▸ PASSAGE SHOWN:
++++++
How does the ePMP compare to the new Ubiquiti Airmax AC system

How does the ePMP compare to the new Ubiquiti Airmax AC system?   We have been getting a lot of information on both the Force 110 from DoubleRadius as well as the Ubiquiti Airmax AC system.   What are everyone's thoughts?  Obviously, the ePMP is shipping right now and the Airmax AC units aren't out yet, so it is hard to compare from a real world standpoint.   Have folks been switching over from the original Airmax products to ePMP?   

1 Like

The two are pretty different systems at the moment, or at least until Ubiquiti fleshes out the AC firmware more.

Some main points:

- ePMP is a PtP and PtMP 802.11n based product that covers both FCC/US 2.4GHz, and 5GHz covering 5.1-5.2,5.4,5.7GHz.

- Airmax AC is a a PtP 802.11ac based product that currently only covers the 5.7GHz band, IIRC they're still waiting for certification for other 5GHz bands. They're PtMP firmware is still in beta IIRC.

- There are a number of confusing options for Airmax AC... e.g. there's one that just does PtP, another that does PtMP... or is expected to do PtMP when the firmware arrives, there's also ones with the 'air prsim' and others that don't have it, there's others with an off load chip and others that don't. All in all, I find it quite confusing, and UBNT's marketing materials don't help. You just have to read ALL the threads very carefully in the UBNT forums and look for UBNT staff comments to figure out what does what.

- Airmax AC is not backwards compatible with older Airmax TDMA, supposedly they'll introduce compatibility, but there's no timeline IIRC. Based on Ubiquiti's track record, this might never come to pass, or possibly will, but will be very limited/kinda broken (like they did with the old 802.11b/g radios to make them compatible with Airmax).

- There is no 2.4GHz Airmax AC product, and there probably never will be.

- ePMP supports frequency re-use and GPS synchronization, Airmax AC doesn't, and Ubiquiti has mentioned that it never will support re-use or GPS on the Airmax AC line

- In order to get any benefit from "AC' e.g. 256QAM, your SnR needs to be very good, otherwise, it performs just like any other 802.11n radio. In a high noise environment, AC is pretty useless.

3 Likes

Cambium Network equipment works as advertised and is rock solid when deployed in the field.

Ubiquiti is nothing more than an over hyped, under performaning paper weight.

3 Likes

@test123 wrote:

Cambium Network equipment works as advertised and is rock solid when deployed in the field.

Ubiquiti is nothing more than an over hyped, under performaning paper weight.


@That's a pretty wide sweeping generatlization there @test123.   Ubiquiti is pretty rock solid when properly deployed too.

1 Like

I take a look at the UBNT .ac line to see how it works. I have none running until now. They address some deficit of wifi based gear. They include RF Filters to the APs. There is a PTP and a PTMP version. The PTP has a wider filter for 80 MHZ channel. The PTMP has a sharper filter and is limited to 40Mhz Channel size. The filters limit the usable Band. The lite AP and all CPEs don't have filters. This filters reduces near channel interference not on channel interference. So it helps with colocation even with foreign gear but does not allow frequency reuse. 

The second interesting stuff is the additional ASIC which handles TDMA protocol. The CPU's in Wifi gear are quite weak to handle this. With higher data rates and smaller packets this might help to run smooth.
++++++
▸ INFORMATION SHOWN:
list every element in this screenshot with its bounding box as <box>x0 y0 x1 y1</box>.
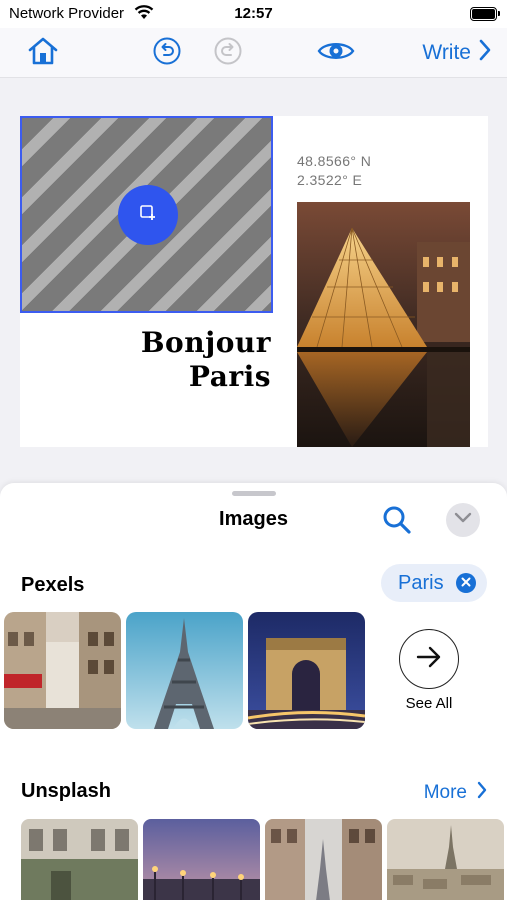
++++++
▸ WHAT TO WORK ON:
1 - In the forum thread comparing ePMP with Ubiquiti Airmax AC, what channel size is the PTMP version of the Airmax AC access point limited to?
2 - Go on with the forum thread comparing ePMP and Ubiquiti Airmax AC, starting right after its last sentence.

▸ EXPECTED OUTPUTS:
1 - 40 MHz

2 -
The third interesting stuff is a second listening wireless card to do frequency scans in background. This helps identifying free channels without interrupting communication. So in case of a DFS event the AP can jump right into a free channel.

Hi,

I don't agree with you. I have +3000 ubiquty airmax on the field and since one year I'm not installing anymore.

They are correct for the starting WISP (cheap and easy) but they are crap for the demanding WISP.  Also they have a name: what to install? install ubiquti.. everybody is doing... it's like microsoft but from far is not the best...

I have set-up the new areas with epmp1000 and ubiquti areas I'm upgrading with albentia wimax. The epmp1000 hardware is rock solid. the performance is somehow predictible. In ubiquti nothing is predictible. Performance don't degrate with distance. Ubiquti due to the ack protocol degrades A LOT. There are lots of out of control parameters which affect the overall AP performance. The airmax is vaporware.. it works like CTS/RTS protocol but it seems there are no other benefits..

Remember I'm talking about demanding WISP with  challenging customer setups.. If you only have an AP with 10 SMs at few hundreds meters, then install ubiquty, it is the cheapest and will work acceptable.

Regards

Antonio

3 Likes

Hi Antonio,

I guess you respond to my post. I don't claim UBNT to work good. I have only once tested M5 Rocket and SM in an early phase. Firmware was horrible so we did not use it. We have heard from others that the product matured and is working quite well. We also recognized this faulty GPS sync.

What I am saying is that they addressed some points and offer interesting features. If this is usable now or in the future is up to testing. If you look in their forum everything is fine. If you look at the release notes you find some nasty bugs fixed shortly. So may be this needs some time as the M5 did.

I'll throw a sector up and look how it is doing and if promises matches reality.

Stefan

Hi,

Him forum is plenty of fanboys. It's a shame and very frustating nobody of the "experts" in him forum have never a problem as simple of a poe failure.

As told, if you have a very simple setup, near customers, very good signals, nothing strange, it works. This scenario is very limited in real world.


Also is very frustating the high rate of device failures: flash memory, power supplies, etc.. affecting both APs or CPEs.

1 Like

@roanwifi wrote:

Hi,

I don't agree with you. I have +3000 ubiquty airmax on the field and since one year I'm not installing anymore.

They are correct for the starting WISP (cheap and easy) but they are crap for the demanding WISP.  Also they have a name: what to install? install ubiquti.. everybody is doing... it's like microsoft but from far is not the best...

I have set-up the new areas with epmp1000 and ubiquti areas I'm upgrading with albentia wimax. The epmp1000 hardware is rock solid. the performance is somehow predictible. In ubiquti nothing is predictible. Performance don't degrate with distance. Ubiquti due to the ack protocol degrades A LOT. There are lots of out of control parameters which affect the overall AP performance. The airmax is vaporware.. it works like CTS/RTS protocol but it seems there are no other benefits..

Remember I'm talking about demanding WISP with  challenging customer setups.. If you only have an AP with 10 SMs at few hundreds meters, then install ubiquty, it is the cheapest and will work acceptable.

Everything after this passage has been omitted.